Say how many lines of the material below contain the word "Encendido", with no other words.

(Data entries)
[BEGIN]

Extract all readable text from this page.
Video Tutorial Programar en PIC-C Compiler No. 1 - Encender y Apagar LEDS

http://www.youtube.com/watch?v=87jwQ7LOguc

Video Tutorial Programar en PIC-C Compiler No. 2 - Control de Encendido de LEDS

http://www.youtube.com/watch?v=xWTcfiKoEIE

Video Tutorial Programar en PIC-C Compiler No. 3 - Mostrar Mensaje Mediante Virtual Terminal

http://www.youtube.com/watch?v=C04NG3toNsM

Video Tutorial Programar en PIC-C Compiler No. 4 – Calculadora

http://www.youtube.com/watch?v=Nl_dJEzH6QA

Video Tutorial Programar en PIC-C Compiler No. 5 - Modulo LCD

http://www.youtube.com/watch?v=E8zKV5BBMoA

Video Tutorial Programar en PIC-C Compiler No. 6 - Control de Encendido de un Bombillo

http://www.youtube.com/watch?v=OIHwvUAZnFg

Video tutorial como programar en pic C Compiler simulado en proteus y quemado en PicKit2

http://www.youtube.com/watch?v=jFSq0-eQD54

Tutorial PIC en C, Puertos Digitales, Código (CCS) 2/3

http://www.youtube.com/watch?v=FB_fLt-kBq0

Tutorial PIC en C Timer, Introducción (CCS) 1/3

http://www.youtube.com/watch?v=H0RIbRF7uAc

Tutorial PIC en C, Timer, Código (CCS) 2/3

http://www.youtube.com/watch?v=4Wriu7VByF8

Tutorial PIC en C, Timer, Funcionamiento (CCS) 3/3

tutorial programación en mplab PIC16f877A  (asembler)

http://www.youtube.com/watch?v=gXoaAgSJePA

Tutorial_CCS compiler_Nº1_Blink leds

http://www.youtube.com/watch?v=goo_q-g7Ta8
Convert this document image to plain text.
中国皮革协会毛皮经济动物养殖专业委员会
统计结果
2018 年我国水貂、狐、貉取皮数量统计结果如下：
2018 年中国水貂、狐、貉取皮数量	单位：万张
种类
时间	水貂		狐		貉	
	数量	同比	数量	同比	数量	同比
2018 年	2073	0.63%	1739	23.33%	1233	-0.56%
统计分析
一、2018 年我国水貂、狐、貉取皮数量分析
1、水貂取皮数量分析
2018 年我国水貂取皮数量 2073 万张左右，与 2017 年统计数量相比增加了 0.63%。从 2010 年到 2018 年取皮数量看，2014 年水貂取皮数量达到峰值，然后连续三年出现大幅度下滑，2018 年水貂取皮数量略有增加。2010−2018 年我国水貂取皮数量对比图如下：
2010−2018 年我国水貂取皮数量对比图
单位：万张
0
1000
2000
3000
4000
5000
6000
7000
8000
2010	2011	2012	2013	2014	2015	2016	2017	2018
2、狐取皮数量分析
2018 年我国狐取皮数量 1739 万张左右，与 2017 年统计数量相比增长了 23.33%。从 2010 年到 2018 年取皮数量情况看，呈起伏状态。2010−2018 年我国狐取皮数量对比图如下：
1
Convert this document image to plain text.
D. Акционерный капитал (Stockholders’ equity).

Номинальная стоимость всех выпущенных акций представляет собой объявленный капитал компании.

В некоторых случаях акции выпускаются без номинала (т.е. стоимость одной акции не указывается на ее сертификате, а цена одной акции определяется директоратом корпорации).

[END]

- OUTPUT OF THE TASK -
2